- **Text excerpt**
━━━━━━━━━━━━━━━━

You're thinking as if the average person is the average HN reader -- they're not. At all.


You mean that both are scary/require you to trust the person telling you to do it, but only the shell script also looks scary?


The shell script is abstracted, and can hide a lot of the ugliness to the average user, whereas “type this into your terminal” goes full arcane black magic to the average user. But any opening of a terminal means we’re not in Kansas any more, and can’t be relied upon for any average user flow.


Then, these users maybe should be using ios and not macos


How do you work that one out?

The average user shouldn't need to delve into the command line -- whether it's macOS, Windows, Ubuntu (for example), whatever -- that's the whole point of a GUI.

System Software (later Mac OS, for Mac OS 7.6 through Mac OS 9) didn't have a command line interface available. That did Apple pretty well from 1984 to 2001.

Mac OS X (and later OS X, then macOS) obviously have the Terminal app, but it is neither a requirement nor in common usage for the average desktop user.

Maybe don't be so classist and reductive? Not everyone hangs out on HN and uses terminal emulators regularly...


I've been hanging out on and enjoying HN daily for many years and I STILL have NO IDEA what a Terminal app or command line is — nor will I ever try to find out.


That's perfectly ok -- it's saddening when there are demeaning comments like above -- it's elitist and exclusionary.

You keep doing what you're doing -- I'm pleased to have encountered the world's most popular blogging anesthesiologist!


38 years of passing gas was enough.


Do you have any other resources regarding monetising the app outside of the App Store? I don't care too much about piracy and I don't want to handle any user data myself, if possible.

---

PS. Thanks for posting this. I got stuck and, frankly, demotivated after spending a few days porting my app (https://enso.sonnet.io) just to realise that I couldn't properly sign it for App Store distribution (took another 3 days of painful work with the AppStore Connect API). I know it sounds silly but learning that even someone like Guilherme would consider publishing paid apps without the App Store made me think that I might've lost track of the actual problem: putting the app in front of the users.


When I have a choice I always download directly from the developer so that they get to keep the extra 30%.

But for my aging parents, my kid when he was young etc I was glad the App Store was the default and that apple normally warns you the first time you run something downloaded. It helps stop drive by downloads.


Or 15% if dev revenue is under 1,000,000 USD.


Alternatives to the App Store also cost between 6%-9% in fees, so for small devs the savings aren't as big anymore.


Why no homebrew though?


As far as I have seen, installing UI apps via homebrew still occasionally pops up the usual scare dialogs if the app isn't properly signed and notarized.


You are right but homebrew isn't about notirizing. We are discussing distribution of apps and homebrew does it well in my (power user) opinion.


Homebrew isn't perfect, but I've never seen a security dialog triggered by a brew operation.


(Which it does intentionally.)


I think it’s supposed to be for another audience than super users


I agree, but in the sense that Mac super users understand the limitations of the App Store and would rather not wade through the crapware, poor search, and lack of selection due to the App Store's sandboxing policy. I don't think typing a few commands in the command line is really that much of an impediment to the average user—it's lack of awareness.


I don't know what the average user of your target audience is, but I've interacted with more people that thought their internet was broken because their homepage got a new lick of paint than I've interacted with people who could open up a terminal and copy/paste a command.

━━━━━━━━━━━━━━━━

- **Source data**
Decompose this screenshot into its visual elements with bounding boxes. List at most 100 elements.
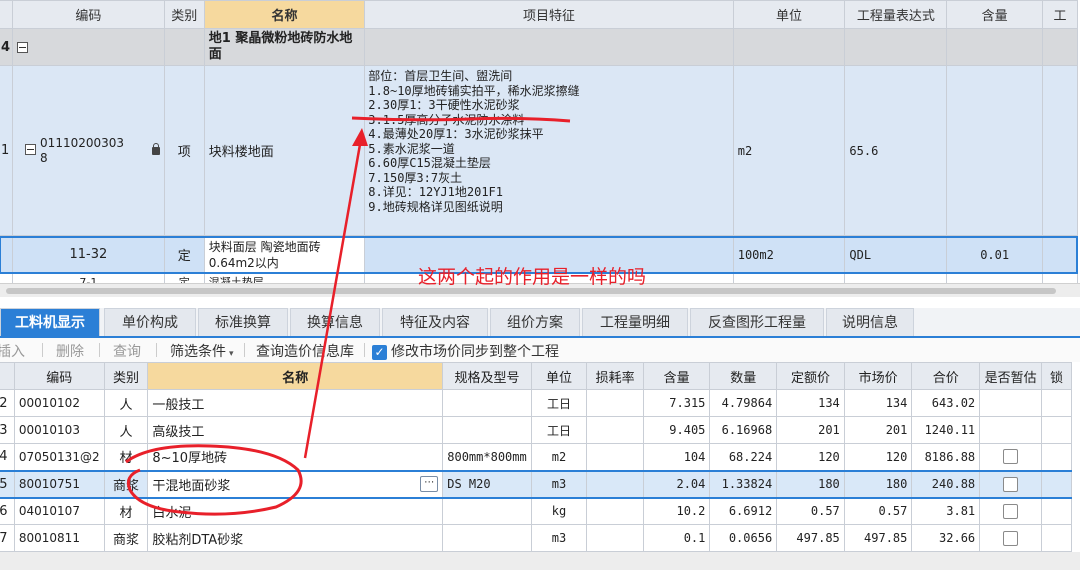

━━━━━━━━━━━━━━━━

- **Work to complete**
(a) Repeat the Mac app distribution thread word for word, starting at "I've been hanging" and running up to and including "popular blogging anesthesiologist!".
(b) Carry on the thread about distributing Mac apps outside the App Store, starting right after its last comment.

- **The responses**
(a)
I've been hanging out on and enjoying HN daily for many years and I STILL have NO IDEA what a Terminal app or command line is — nor will I ever try to find out.


That's perfectly ok -- it's saddening when there are demeaning comments like above -- it's elitist and exclusionary.

You keep doing what you're doing -- I'm pleased to have encountered the world's most popular blogging anesthesiologist!

(b)
Making people follow a step-by-step guide is already a challenge on its own. Manuals are discarded because people consider themselves too good to need to read them, even if they have no idea what they're doing.

If you distribute your code in a way that's harder than clicking on a file and maybe dragging it into a folder, you're going to leave users stranded.

These days almost everyone may have a computer or tablet, but the average computer literacy hasn't gone up since the 90s. Especially on platforms like Apple's, which tries its hardest to hide away difficult concepts like "files" and "directories", you're going to need to babyproof your software for the average audience.

Now, if your target audience has a higher than average technical skill (programmers etc.) then you can get away with curl|bash no problem. Even still, I've had to help full-time developers on Windows open a command prompt several times because it's just not what they'll use in their normal day job, so even curl|bash may be too much to ask for some people in a strictly technical target audience!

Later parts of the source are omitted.